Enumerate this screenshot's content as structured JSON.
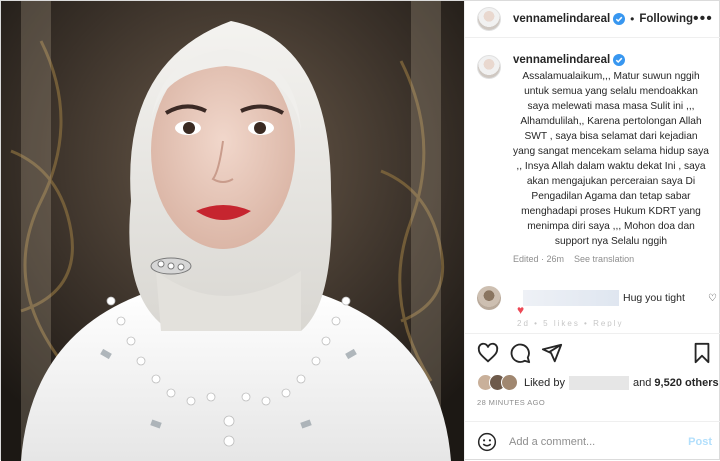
{
  "post": {
    "username": "vennamelindareal",
    "follow_status": "Following",
    "separator": "•",
    "more_glyph": "•••"
  },
  "caption": {
    "username": "vennamelindareal",
    "text": "Assalamualaikum,,, Matur suwun nggih untuk semua yang selalu mendoakkan saya melewati masa masa Sulit ini ,,, Alhamdulilah,, Karena pertolongan Allah SWT , saya bisa selamat dari kejadian yang sangat mencekam selama hidup saya ,, Insya Allah dalam waktu dekat Ini , saya akan mengajukan perceraian saya Di Pengadilan Agama dan tetap sabar menghadapi proses Hukum KDRT yang menimpa diri saya ,,, Mohon doa dan support nya Selalu nggih",
    "edited": "Edited",
    "age": "26m",
    "see_translation": "See translation"
  },
  "comment": {
    "text": "Hug you tight",
    "heart": "♥",
    "like_glyph": "♡",
    "faded_text": "2d  •  5 likes  •  Reply"
  },
  "icons": {
    "like": "heart-icon",
    "comment": "comment-icon",
    "share": "share-icon",
    "save": "bookmark-icon"
  },
  "likes": {
    "prefix": "Liked by",
    "connector": "and",
    "count": "9,520 others"
  },
  "timestamp": "28 MINUTES AGO",
  "add_comment": {
    "placeholder": "Add a comment...",
    "post_label": "Post"
  },
  "colors": {
    "verified": "#3897f0",
    "heart_red": "#ed4956",
    "post_button": "#b2dffc",
    "muted": "#8e8e8e"
  }
}
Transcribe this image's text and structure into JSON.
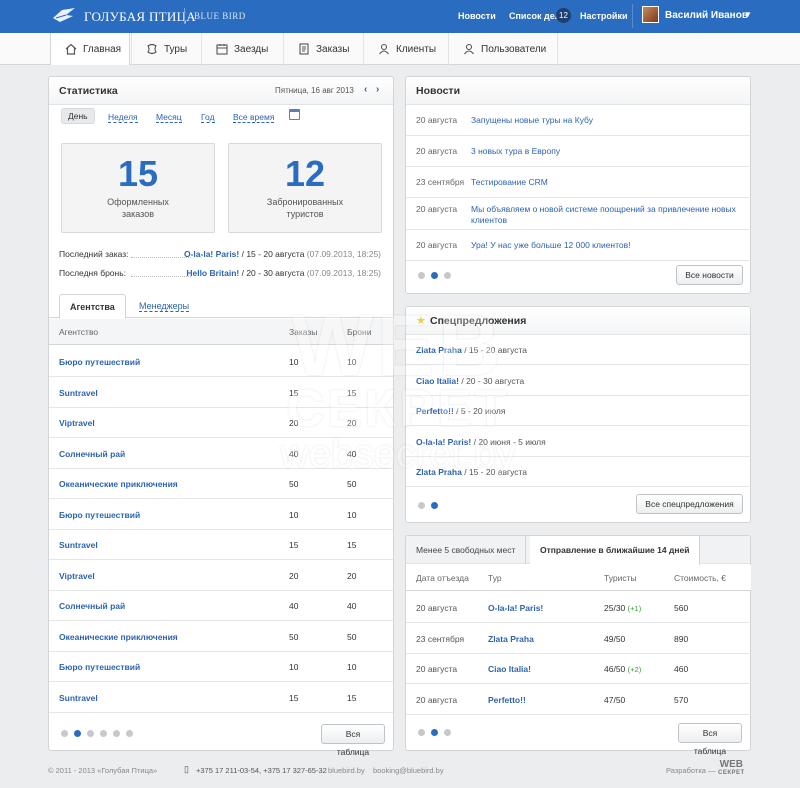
{
  "brand": {
    "name": "ГОЛУБАЯ ПТИЦА",
    "sub": "BLUE BIRD"
  },
  "topnav": {
    "news": "Новости",
    "todo": "Список дел",
    "todo_count": "12",
    "settings": "Настройки",
    "user": "Василий Иванов"
  },
  "mainnav": [
    "Главная",
    "Туры",
    "Заезды",
    "Заказы",
    "Клиенты",
    "Пользователи"
  ],
  "stats": {
    "title": "Статистика",
    "date": "Пятница, 16 авг 2013",
    "periods": [
      "День",
      "Неделя",
      "Месяц",
      "Год",
      "Все время"
    ],
    "box1": {
      "num": "15",
      "label": "Оформленных заказов"
    },
    "box2": {
      "num": "12",
      "label": "Забронированных туристов"
    },
    "last_order": {
      "label": "Последний заказ:",
      "tour": "O-la-la! Paris!",
      "dates": " / 15 - 20 августа",
      "ts": " (07.09.2013, 18:25)"
    },
    "last_booking": {
      "label": "Последня бронь:",
      "tour": "Hello Britain!",
      "dates": " / 20 - 30 августа",
      "ts": " (07.09.2013, 18:25)"
    },
    "tabs": {
      "agencies": "Агентства",
      "managers": "Менеджеры"
    },
    "cols": {
      "agency": "Агентство",
      "orders": "Заказы",
      "bookings": "Брони"
    },
    "rows": [
      {
        "name": "Бюро путешествий",
        "orders": "10",
        "bookings": "10"
      },
      {
        "name": "Suntravel",
        "orders": "15",
        "bookings": "15"
      },
      {
        "name": "Viptravel",
        "orders": "20",
        "bookings": "20"
      },
      {
        "name": "Солнечный рай",
        "orders": "40",
        "bookings": "40"
      },
      {
        "name": "Океанические приключения",
        "orders": "50",
        "bookings": "50"
      },
      {
        "name": "Бюро путешествий",
        "orders": "10",
        "bookings": "10"
      },
      {
        "name": "Suntravel",
        "orders": "15",
        "bookings": "15"
      },
      {
        "name": "Viptravel",
        "orders": "20",
        "bookings": "20"
      },
      {
        "name": "Солнечный рай",
        "orders": "40",
        "bookings": "40"
      },
      {
        "name": "Океанические приключения",
        "orders": "50",
        "bookings": "50"
      },
      {
        "name": "Бюро путешествий",
        "orders": "10",
        "bookings": "10"
      },
      {
        "name": "Suntravel",
        "orders": "15",
        "bookings": "15"
      }
    ],
    "all_button": "Вся таблица"
  },
  "news": {
    "title": "Новости",
    "items": [
      {
        "date": "20 августа",
        "text": "Запущены новые туры на Кубу"
      },
      {
        "date": "20 августа",
        "text": "3 новых тура в Европу"
      },
      {
        "date": "23 сентября",
        "text": "Тестирование CRM"
      },
      {
        "date": "20 августа",
        "text": "Мы объявляем о новой системе поощрений за привлечение новых клиентов"
      },
      {
        "date": "20 августа",
        "text": "Ура! У нас уже больше 12 000 клиентов!"
      }
    ],
    "all_button": "Все новости"
  },
  "specials": {
    "title": "Спецпредложения",
    "items": [
      {
        "tour": "Zlata Praha",
        "dates": " / 15 - 20 августа"
      },
      {
        "tour": "Ciao Italia!",
        "dates": " / 20 - 30 августа"
      },
      {
        "tour": "Perfetto!!",
        "dates": " / 5 - 20 июля"
      },
      {
        "tour": "O-la-la! Paris!",
        "dates": " / 20 июня - 5 июля"
      },
      {
        "tour": "Zlata Praha",
        "dates": " / 15 - 20 августа"
      }
    ],
    "all_button": "Все спецпредложения"
  },
  "departures": {
    "tab1": "Менее 5 свободных мест",
    "tab2": "Отправление в ближайшие 14 дней",
    "cols": {
      "date": "Дата отъезда",
      "tour": "Тур",
      "tourists": "Туристы",
      "cost": "Стоимость, €"
    },
    "rows": [
      {
        "date": "20 августа",
        "tour": "O-la-la! Paris!",
        "tourists": "25/30",
        "plus": "(+1)",
        "cost": "560"
      },
      {
        "date": "23 сентября",
        "tour": "Zlata Praha",
        "tourists": "49/50",
        "plus": "",
        "cost": "890"
      },
      {
        "date": "20 августа",
        "tour": "Ciao Italia!",
        "tourists": "46/50",
        "plus": "(+2)",
        "cost": "460"
      },
      {
        "date": "20 августа",
        "tour": "Perfetto!!",
        "tourists": "47/50",
        "plus": "",
        "cost": "570"
      }
    ],
    "all_button": "Вся таблица"
  },
  "footer": {
    "copy": "© 2011 - 2013 «Голубая Птица»",
    "phones": "+375 17 211-03-54, +375 17 327-65-32",
    "site": "bluebird.by",
    "email": "booking@bluebird.by",
    "dev": "Разработка —",
    "dev_logo": "WEB",
    "dev_logo_sub": "СЕКРЕТ"
  },
  "watermark": {
    "l1": "WEB",
    "l2": "СЕКРЕТ",
    "l3": "websecret.by"
  }
}
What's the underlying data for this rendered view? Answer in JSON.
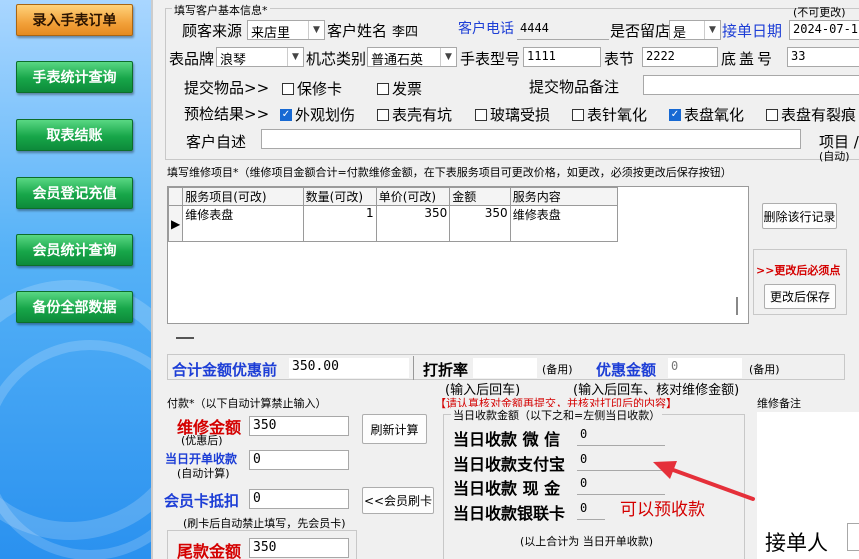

TASK REQUIREMENTS
Your task is to set down the records shown above exactly, minus any pictures.

IN RESPONSE
Enumerate this screenshot's content as structured JSON.
{
  "post": {
    "username": "vennamelindareal",
    "follow_status": "Following",
    "separator": "•",
    "more_glyph": "•••"
  },
  "caption": {
    "username": "vennamelindareal",
    "text": "Assalamualaikum,,, Matur suwun nggih untuk semua yang selalu mendoakkan saya melewati masa masa Sulit ini ,,, Alhamdulilah,, Karena pertolongan Allah SWT , saya bisa selamat dari kejadian yang sangat mencekam selama hidup saya ,, Insya Allah dalam waktu dekat Ini , saya akan mengajukan perceraian saya Di Pengadilan Agama dan tetap sabar menghadapi proses Hukum KDRT yang menimpa diri saya ,,, Mohon doa dan support nya Selalu nggih",
    "edited": "Edited",
    "age": "26m",
    "see_translation": "See translation"
  },
  "comment": {
    "text": "Hug you tight",
    "heart": "♥",
    "like_glyph": "♡",
    "faded_text": "2d  •  5 likes  •  Reply"
  },
  "icons": {
    "like": "heart-icon",
    "comment": "comment-icon",
    "share": "share-icon",
    "save": "bookmark-icon"
  },
  "likes": {
    "prefix": "Liked by",
    "connector": "and",
    "count": "9,520 others"
  },
  "timestamp": "28 MINUTES AGO",
  "add_comment": {
    "placeholder": "Add a comment...",
    "post_label": "Post"
  },
  "colors": {
    "verified": "#3897f0",
    "heart_red": "#ed4956",
    "post_button": "#b2dffc",
    "muted": "#8e8e8e"
  }
}
Transcribe this image's text and structure into JSON.
{
  "brand": {
    "name": "ГОЛУБАЯ ПТИЦА",
    "sub": "BLUE BIRD"
  },
  "topnav": {
    "news": "Новости",
    "todo": "Список дел",
    "todo_count": "12",
    "settings": "Настройки",
    "user": "Василий Иванов"
  },
  "mainnav": [
    "Главная",
    "Туры",
    "Заезды",
    "Заказы",
    "Клиенты",
    "Пользователи"
  ],
  "stats": {
    "title": "Статистика",
    "date": "Пятница, 16 авг 2013",
    "periods": [
      "День",
      "Неделя",
      "Месяц",
      "Год",
      "Все время"
    ],
    "box1": {
      "num": "15",
      "label": "Оформленных заказов"
    },
    "box2": {
      "num": "12",
      "label": "Забронированных туристов"
    },
    "last_order": {
      "label": "Последний заказ:",
      "tour": "O-la-la! Paris!",
      "dates": " / 15 - 20 августа",
      "ts": " (07.09.2013, 18:25)"
    },
    "last_booking": {
      "label": "Последня бронь:",
      "tour": "Hello Britain!",
      "dates": " / 20 - 30 августа",
      "ts": " (07.09.2013, 18:25)"
    },
    "tabs": {
      "agencies": "Агентства",
      "managers": "Менеджеры"
    },
    "cols": {
      "agency": "Агентство",
      "orders": "Заказы",
      "bookings": "Брони"
    },
    "rows": [
      {
        "name": "Бюро путешествий",
        "orders": "10",
        "bookings": "10"
      },
      {
        "name": "Suntravel",
        "orders": "15",
        "bookings": "15"
      },
      {
        "name": "Viptravel",
        "orders": "20",
        "bookings": "20"
      },
      {
        "name": "Солнечный рай",
        "orders": "40",
        "bookings": "40"
      },
      {
        "name": "Океанические приключения",
        "orders": "50",
        "bookings": "50"
      },
      {
        "name": "Бюро путешествий",
        "orders": "10",
        "bookings": "10"
      },
      {
        "name": "Suntravel",
        "orders": "15",
        "bookings": "15"
      },
      {
        "name": "Viptravel",
        "orders": "20",
        "bookings": "20"
      },
      {
        "name": "Солнечный рай",
        "orders": "40",
        "bookings": "40"
      },
      {
        "name": "Океанические приключения",
        "orders": "50",
        "bookings": "50"
      },
      {
        "name": "Бюро путешествий",
        "orders": "10",
        "bookings": "10"
      },
      {
        "name": "Suntravel",
        "orders": "15",
        "bookings": "15"
      }
    ],
    "all_button": "Вся таблица"
  },
  "news": {
    "title": "Новости",
    "items": [
      {
        "date": "20 августа",
        "text": "Запущены новые туры на Кубу"
      },
      {
        "date": "20 августа",
        "text": "3 новых тура в Европу"
      },
      {
        "date": "23 сентября",
        "text": "Тестирование CRM"
      },
      {
        "date": "20 августа",
        "text": "Мы объявляем о новой системе поощрений за привлечение новых клиентов"
      },
      {
        "date": "20 августа",
        "text": "Ура! У нас уже больше 12 000 клиентов!"
      }
    ],
    "all_button": "Все новости"
  },
  "specials": {
    "title": "Спецпредложения",
    "items": [
      {
        "tour": "Zlata Praha",
        "dates": " / 15 - 20 августа"
      },
      {
        "tour": "Ciao Italia!",
        "dates": " / 20 - 30 августа"
      },
      {
        "tour": "Perfetto!!",
        "dates": " / 5 - 20 июля"
      },
      {
        "tour": "O-la-la! Paris!",
        "dates": " / 20 июня - 5 июля"
      },
      {
        "tour": "Zlata Praha",
        "dates": " / 15 - 20 августа"
      }
    ],
    "all_button": "Все спецпредложения"
  },
  "departures": {
    "tab1": "Менее 5 свободных мест",
    "tab2": "Отправление в ближайшие 14 дней",
    "cols": {
      "date": "Дата отъезда",
      "tour": "Тур",
      "tourists": "Туристы",
      "cost": "Стоимость, €"
    },
    "rows": [
      {
        "date": "20 августа",
        "tour": "O-la-la! Paris!",
        "tourists": "25/30",
        "plus": "(+1)",
        "cost": "560"
      },
      {
        "date": "23 сентября",
        "tour": "Zlata Praha",
        "tourists": "49/50",
        "plus": "",
        "cost": "890"
      },
      {
        "date": "20 августа",
        "tour": "Ciao Italia!",
        "tourists": "46/50",
        "plus": "(+2)",
        "cost": "460"
      },
      {
        "date": "20 августа",
        "tour": "Perfetto!!",
        "tourists": "47/50",
        "plus": "",
        "cost": "570"
      }
    ],
    "all_button": "Вся таблица"
  },
  "footer": {
    "copy": "© 2011 - 2013 «Голубая Птица»",
    "phones": "+375 17 211-03-54, +375 17 327-65-32",
    "site": "bluebird.by",
    "email": "booking@bluebird.by",
    "dev": "Разработка —",
    "dev_logo": "WEB",
    "dev_logo_sub": "СЕКРЕТ"
  },
  "watermark": {
    "l1": "WEB",
    "l2": "СЕКРЕТ",
    "l3": "websecret.by"
  }
}
What's the underlying data for this rendered view? Answer in JSON.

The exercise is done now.